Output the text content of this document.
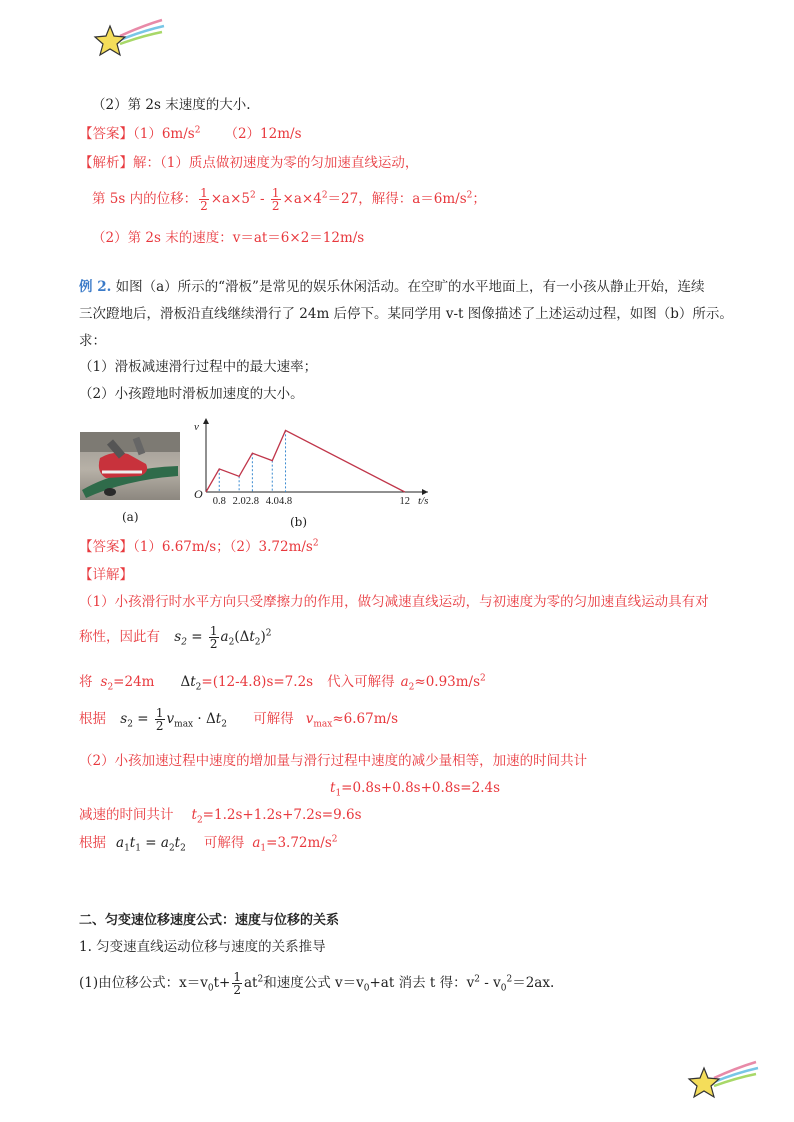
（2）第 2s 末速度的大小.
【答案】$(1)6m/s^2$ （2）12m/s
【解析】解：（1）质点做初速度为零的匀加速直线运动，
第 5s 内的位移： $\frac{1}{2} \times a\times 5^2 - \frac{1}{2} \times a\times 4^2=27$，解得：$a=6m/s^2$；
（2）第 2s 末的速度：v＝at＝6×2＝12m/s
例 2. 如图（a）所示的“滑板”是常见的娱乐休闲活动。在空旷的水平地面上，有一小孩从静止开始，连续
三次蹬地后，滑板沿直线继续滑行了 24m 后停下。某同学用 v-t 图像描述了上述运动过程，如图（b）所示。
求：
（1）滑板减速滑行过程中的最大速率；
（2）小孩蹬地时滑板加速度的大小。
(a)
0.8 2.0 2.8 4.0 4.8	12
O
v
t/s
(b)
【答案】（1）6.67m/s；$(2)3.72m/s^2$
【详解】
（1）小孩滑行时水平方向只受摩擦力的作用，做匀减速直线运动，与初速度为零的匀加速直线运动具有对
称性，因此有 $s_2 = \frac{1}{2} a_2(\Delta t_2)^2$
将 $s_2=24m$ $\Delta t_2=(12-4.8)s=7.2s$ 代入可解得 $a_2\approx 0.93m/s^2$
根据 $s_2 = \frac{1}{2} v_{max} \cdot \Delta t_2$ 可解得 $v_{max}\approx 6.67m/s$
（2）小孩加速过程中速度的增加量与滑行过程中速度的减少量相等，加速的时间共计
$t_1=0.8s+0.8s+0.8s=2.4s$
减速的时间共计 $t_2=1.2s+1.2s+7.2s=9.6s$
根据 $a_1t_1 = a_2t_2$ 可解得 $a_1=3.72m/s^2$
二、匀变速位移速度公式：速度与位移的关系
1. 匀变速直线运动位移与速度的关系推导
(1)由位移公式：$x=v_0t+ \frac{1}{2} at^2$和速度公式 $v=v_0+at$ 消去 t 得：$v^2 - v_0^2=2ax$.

######

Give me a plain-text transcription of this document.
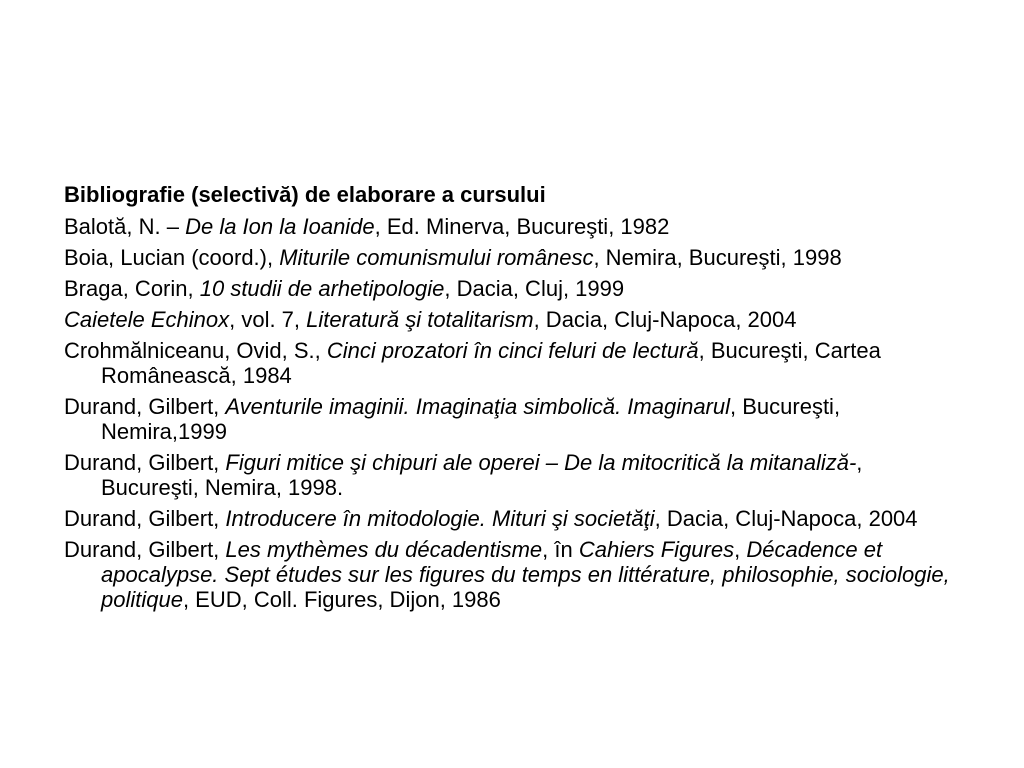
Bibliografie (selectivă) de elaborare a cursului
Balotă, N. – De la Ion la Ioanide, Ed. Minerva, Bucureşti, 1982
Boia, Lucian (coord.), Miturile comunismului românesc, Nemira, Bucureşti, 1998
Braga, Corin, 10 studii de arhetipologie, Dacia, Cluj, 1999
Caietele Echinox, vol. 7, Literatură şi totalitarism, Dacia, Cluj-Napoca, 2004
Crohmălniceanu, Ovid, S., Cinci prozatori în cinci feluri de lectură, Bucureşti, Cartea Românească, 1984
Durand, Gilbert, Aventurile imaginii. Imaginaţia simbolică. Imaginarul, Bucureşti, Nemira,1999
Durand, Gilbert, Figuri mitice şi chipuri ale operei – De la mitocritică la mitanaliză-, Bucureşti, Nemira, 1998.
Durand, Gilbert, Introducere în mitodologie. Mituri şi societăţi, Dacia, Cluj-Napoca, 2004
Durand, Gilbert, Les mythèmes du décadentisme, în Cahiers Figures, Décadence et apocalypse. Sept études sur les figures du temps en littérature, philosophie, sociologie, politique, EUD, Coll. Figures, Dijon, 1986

######

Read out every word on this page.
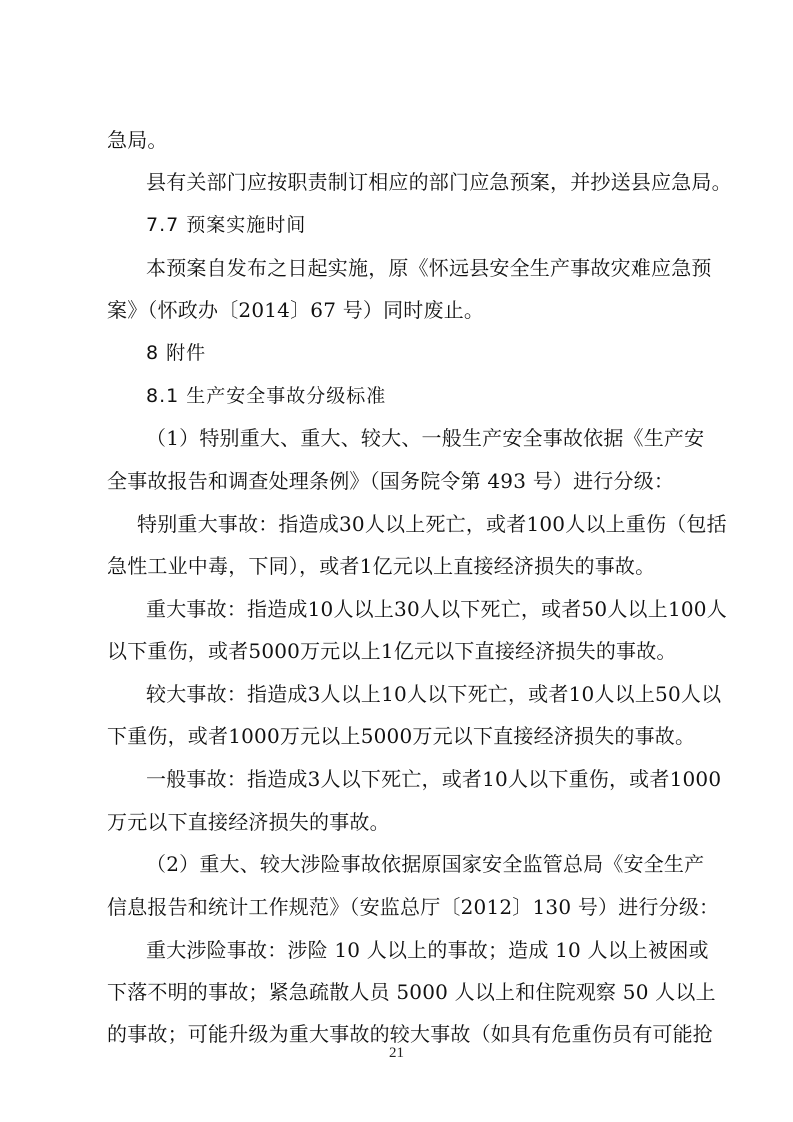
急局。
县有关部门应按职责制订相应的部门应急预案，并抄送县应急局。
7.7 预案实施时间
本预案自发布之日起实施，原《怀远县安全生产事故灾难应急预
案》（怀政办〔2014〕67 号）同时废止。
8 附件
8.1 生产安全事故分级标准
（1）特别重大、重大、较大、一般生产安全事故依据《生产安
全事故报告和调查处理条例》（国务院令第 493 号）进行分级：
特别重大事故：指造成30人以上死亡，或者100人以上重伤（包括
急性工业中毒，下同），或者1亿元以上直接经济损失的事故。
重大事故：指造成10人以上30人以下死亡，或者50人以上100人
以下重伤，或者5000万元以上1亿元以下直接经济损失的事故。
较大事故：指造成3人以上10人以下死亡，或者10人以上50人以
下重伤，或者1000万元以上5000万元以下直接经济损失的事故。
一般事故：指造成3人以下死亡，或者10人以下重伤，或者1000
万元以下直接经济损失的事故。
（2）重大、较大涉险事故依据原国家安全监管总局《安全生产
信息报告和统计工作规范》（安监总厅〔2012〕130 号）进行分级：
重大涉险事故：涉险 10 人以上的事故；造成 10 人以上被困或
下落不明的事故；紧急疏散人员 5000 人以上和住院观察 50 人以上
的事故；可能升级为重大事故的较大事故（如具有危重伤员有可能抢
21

######

#### THE EXERCISE:
Within the data above, pick out all lines holding the word "Dacia".

#### WRITTEN RESPONSE:
Braga, Corin, 10 studii de arhetipologie, Dacia, Cluj, 1999
Caietele Echinox, vol. 7, Literatură şi totalitarism, Dacia, Cluj-Napoca, 2004
Durand, Gilbert, Introducere în mitodologie. Mituri şi societăţi, Dacia, Cluj-Napoca, 2004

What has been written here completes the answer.